§ Task description
From the article below about the FAFG webinar, list every person identified by both first and last name.

A webinar titled “Pathways for Searching and Identifying the Disappeared” celebrated 24 years of hard work from the Guatemalan Forensic Anthropology Foundation (FAFG) on Oct. 26.
Some of the event’s guests included Rosalina Tuyuc, Marta Macz, and Freddy Peccerelli. Peccerelli, a forensic anthropologist and executive director at the FAFG, explained the issues in Guatemala more in depth.
“Let’s think that Guatemala is in the middle of an armed conflict which left 200,000 victims, 160,000 of these people killed in massacres and 40,000 of those people missing,” Peccerelli said.
Peccerelli explained that most of the people “missing” were actually just killed and hidden during the Guatemalan Civil War.
“The foundation arose in this space, where women like Rosalina Tuyuc, like lady Marta looking for their family members, looking for support, help,” Peccerelli said. “Someone who knew how to look and that they could trust. Then, they invited Dr. Clyde Snow.”
Peccerelli commented on the relationship he had with Snow, who was his mentor and close friend.
“He taught me perhaps what was most important,” Peccerelli said. “That the work we do is an act of respect to the families. It’s in the act of giving answers to those families.”
Snow is recognized as a forensic anthropologist, and in fact has been mentioned as a legendary detective, according to an article by the New York Times.

§ Provided data
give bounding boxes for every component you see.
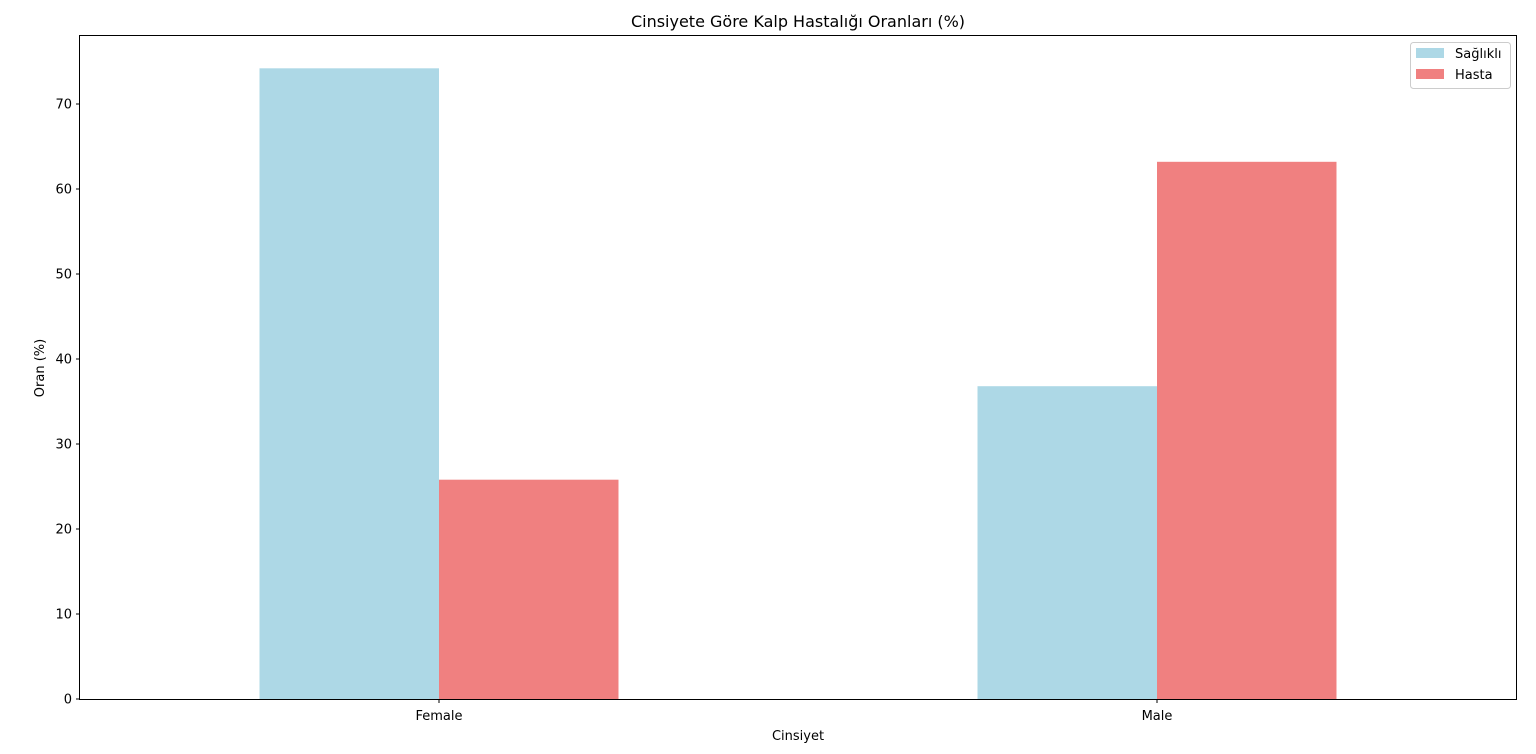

§ Worked answer
Rosalina Tuyuc
Marta Macz
Freddy Peccerelli
Clyde Snow